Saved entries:
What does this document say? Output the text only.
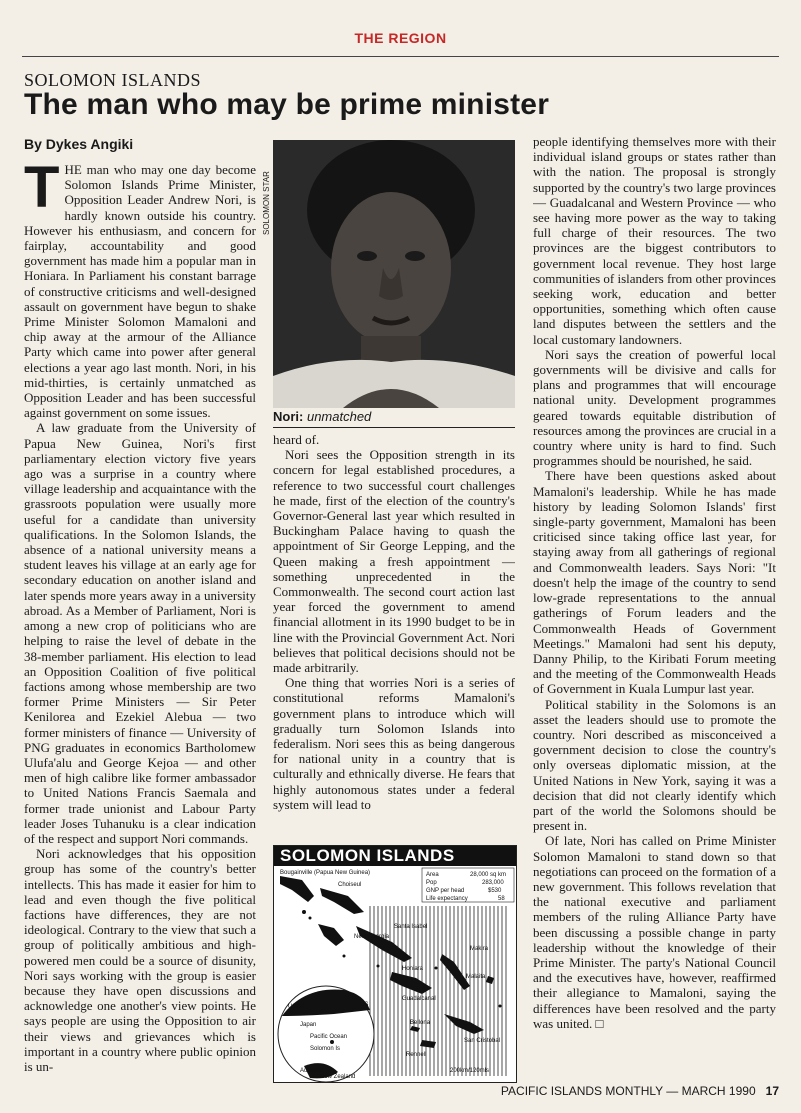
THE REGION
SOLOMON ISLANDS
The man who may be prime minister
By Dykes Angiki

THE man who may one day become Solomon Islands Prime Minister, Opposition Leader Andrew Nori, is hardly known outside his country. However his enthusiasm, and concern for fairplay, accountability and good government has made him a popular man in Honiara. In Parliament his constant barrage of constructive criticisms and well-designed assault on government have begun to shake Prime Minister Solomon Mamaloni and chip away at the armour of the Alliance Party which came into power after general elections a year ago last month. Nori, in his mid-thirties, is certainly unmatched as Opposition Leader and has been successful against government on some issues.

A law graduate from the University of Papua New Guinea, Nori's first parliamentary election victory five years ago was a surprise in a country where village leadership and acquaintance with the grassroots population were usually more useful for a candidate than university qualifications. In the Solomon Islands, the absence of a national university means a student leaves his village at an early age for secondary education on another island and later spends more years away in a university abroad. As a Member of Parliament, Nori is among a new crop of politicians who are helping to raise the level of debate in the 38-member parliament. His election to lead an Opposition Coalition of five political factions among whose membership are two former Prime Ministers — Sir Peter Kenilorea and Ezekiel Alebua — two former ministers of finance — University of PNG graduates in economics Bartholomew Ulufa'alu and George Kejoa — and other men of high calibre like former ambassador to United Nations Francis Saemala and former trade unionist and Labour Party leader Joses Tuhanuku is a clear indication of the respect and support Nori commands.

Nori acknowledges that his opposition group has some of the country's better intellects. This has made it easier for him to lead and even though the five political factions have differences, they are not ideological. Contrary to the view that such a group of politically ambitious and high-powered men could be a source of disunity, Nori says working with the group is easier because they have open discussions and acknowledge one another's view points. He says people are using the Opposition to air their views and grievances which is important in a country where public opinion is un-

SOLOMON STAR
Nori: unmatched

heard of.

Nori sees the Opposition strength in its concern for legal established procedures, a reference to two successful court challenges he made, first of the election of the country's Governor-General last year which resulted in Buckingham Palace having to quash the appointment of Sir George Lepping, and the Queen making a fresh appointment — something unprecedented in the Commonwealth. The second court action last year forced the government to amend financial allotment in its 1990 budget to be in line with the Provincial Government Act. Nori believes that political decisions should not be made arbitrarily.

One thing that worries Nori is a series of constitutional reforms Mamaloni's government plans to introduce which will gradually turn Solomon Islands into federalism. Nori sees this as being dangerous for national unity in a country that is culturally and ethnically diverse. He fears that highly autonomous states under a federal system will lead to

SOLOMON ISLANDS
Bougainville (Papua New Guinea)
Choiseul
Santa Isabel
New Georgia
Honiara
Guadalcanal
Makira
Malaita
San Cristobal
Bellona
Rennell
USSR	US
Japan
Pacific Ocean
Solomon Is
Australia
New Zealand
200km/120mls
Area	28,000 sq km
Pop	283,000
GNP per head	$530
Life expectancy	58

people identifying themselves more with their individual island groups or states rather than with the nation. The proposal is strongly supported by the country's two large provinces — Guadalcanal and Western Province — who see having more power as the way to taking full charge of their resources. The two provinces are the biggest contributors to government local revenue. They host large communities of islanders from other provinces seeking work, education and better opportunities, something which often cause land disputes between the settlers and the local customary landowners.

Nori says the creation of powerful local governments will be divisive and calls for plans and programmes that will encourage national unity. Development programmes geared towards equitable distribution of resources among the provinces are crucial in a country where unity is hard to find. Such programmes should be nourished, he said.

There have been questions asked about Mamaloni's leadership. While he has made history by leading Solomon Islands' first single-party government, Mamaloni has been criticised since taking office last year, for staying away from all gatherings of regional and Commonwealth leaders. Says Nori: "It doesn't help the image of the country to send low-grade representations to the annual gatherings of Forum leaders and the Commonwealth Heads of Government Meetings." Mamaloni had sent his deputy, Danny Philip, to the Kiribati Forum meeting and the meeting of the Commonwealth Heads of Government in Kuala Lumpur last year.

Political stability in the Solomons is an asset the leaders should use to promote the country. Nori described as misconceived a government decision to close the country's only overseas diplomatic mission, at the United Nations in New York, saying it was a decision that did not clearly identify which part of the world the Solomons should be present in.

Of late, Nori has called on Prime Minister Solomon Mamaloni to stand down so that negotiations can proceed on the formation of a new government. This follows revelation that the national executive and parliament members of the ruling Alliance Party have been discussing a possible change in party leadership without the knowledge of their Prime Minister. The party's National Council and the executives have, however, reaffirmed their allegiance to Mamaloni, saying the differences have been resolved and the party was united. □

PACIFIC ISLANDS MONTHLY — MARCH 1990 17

• **TASK DESCRIPTION**
Copy the listing in full and without alteration, omitting every picture.

• **EXPECTED ANSWER**
What does this document say? Output the text only.
THE REGION
SOLOMON ISLANDS
The man who may be prime minister
By Dykes Angiki

THE man who may one day become Solomon Islands Prime Minister, Opposition Leader Andrew Nori, is hardly known outside his country. However his enthusiasm, and concern for fairplay, accountability and good government has made him a popular man in Honiara. In Parliament his constant barrage of constructive criticisms and well-designed assault on government have begun to shake Prime Minister Solomon Mamaloni and chip away at the armour of the Alliance Party which came into power after general elections a year ago last month. Nori, in his mid-thirties, is certainly unmatched as Opposition Leader and has been successful against government on some issues.

A law graduate from the University of Papua New Guinea, Nori's first parliamentary election victory five years ago was a surprise in a country where village leadership and acquaintance with the grassroots population were usually more useful for a candidate than university qualifications. In the Solomon Islands, the absence of a national university means a student leaves his village at an early age for secondary education on another island and later spends more years away in a university abroad. As a Member of Parliament, Nori is among a new crop of politicians who are helping to raise the level of debate in the 38-member parliament. His election to lead an Opposition Coalition of five political factions among whose membership are two former Prime Ministers — Sir Peter Kenilorea and Ezekiel Alebua — two former ministers of finance — University of PNG graduates in economics Bartholomew Ulufa'alu and George Kejoa — and other men of high calibre like former ambassador to United Nations Francis Saemala and former trade unionist and Labour Party leader Joses Tuhanuku is a clear indication of the respect and support Nori commands.

Nori acknowledges that his opposition group has some of the country's better intellects. This has made it easier for him to lead and even though the five political factions have differences, they are not ideological. Contrary to the view that such a group of politically ambitious and high-powered men could be a source of disunity, Nori says working with the group is easier because they have open discussions and acknowledge one another's view points. He says people are using the Opposition to air their views and grievances which is important in a country where public opinion is un-

SOLOMON STAR
Nori: unmatched

heard of.

Nori sees the Opposition strength in its concern for legal established procedures, a reference to two successful court challenges he made, first of the election of the country's Governor-General last year which resulted in Buckingham Palace having to quash the appointment of Sir George Lepping, and the Queen making a fresh appointment — something unprecedented in the Commonwealth. The second court action last year forced the government to amend financial allotment in its 1990 budget to be in line with the Provincial Government Act. Nori believes that political decisions should not be made arbitrarily.

One thing that worries Nori is a series of constitutional reforms Mamaloni's government plans to introduce which will gradually turn Solomon Islands into federalism. Nori sees this as being dangerous for national unity in a country that is culturally and ethnically diverse. He fears that highly autonomous states under a federal system will lead to

SOLOMON ISLANDS
Bougainville (Papua New Guinea)
Choiseul
Santa Isabel
New Georgia
Honiara
Guadalcanal
Makira
Malaita
San Cristobal
Bellona
Rennell
USSR	US
Japan
Pacific Ocean
Solomon Is
Australia
New Zealand
200km/120mls
Area	28,000 sq km
Pop	283,000
GNP per head	$530
Life expectancy	58

people identifying themselves more with their individual island groups or states rather than with the nation. The proposal is strongly supported by the country's two large provinces — Guadalcanal and Western Province — who see having more power as the way to taking full charge of their resources. The two provinces are the biggest contributors to government local revenue. They host large communities of islanders from other provinces seeking work, education and better opportunities, something which often cause land disputes between the settlers and the local customary landowners.

Nori says the creation of powerful local governments will be divisive and calls for plans and programmes that will encourage national unity. Development programmes geared towards equitable distribution of resources among the provinces are crucial in a country where unity is hard to find. Such programmes should be nourished, he said.

There have been questions asked about Mamaloni's leadership. While he has made history by leading Solomon Islands' first single-party government, Mamaloni has been criticised since taking office last year, for staying away from all gatherings of regional and Commonwealth leaders. Says Nori: "It doesn't help the image of the country to send low-grade representations to the annual gatherings of Forum leaders and the Commonwealth Heads of Government Meetings." Mamaloni had sent his deputy, Danny Philip, to the Kiribati Forum meeting and the meeting of the Commonwealth Heads of Government in Kuala Lumpur last year.

Political stability in the Solomons is an asset the leaders should use to promote the country. Nori described as misconceived a government decision to close the country's only overseas diplomatic mission, at the United Nations in New York, saying it was a decision that did not clearly identify which part of the world the Solomons should be present in.

Of late, Nori has called on Prime Minister Solomon Mamaloni to stand down so that negotiations can proceed on the formation of a new government. This follows revelation that the national executive and parliament members of the ruling Alliance Party have been discussing a possible change in party leadership without the knowledge of their Prime Minister. The party's National Council and the executives have, however, reaffirmed their allegiance to Mamaloni, saying the differences have been resolved and the party was united. □

PACIFIC ISLANDS MONTHLY — MARCH 1990 17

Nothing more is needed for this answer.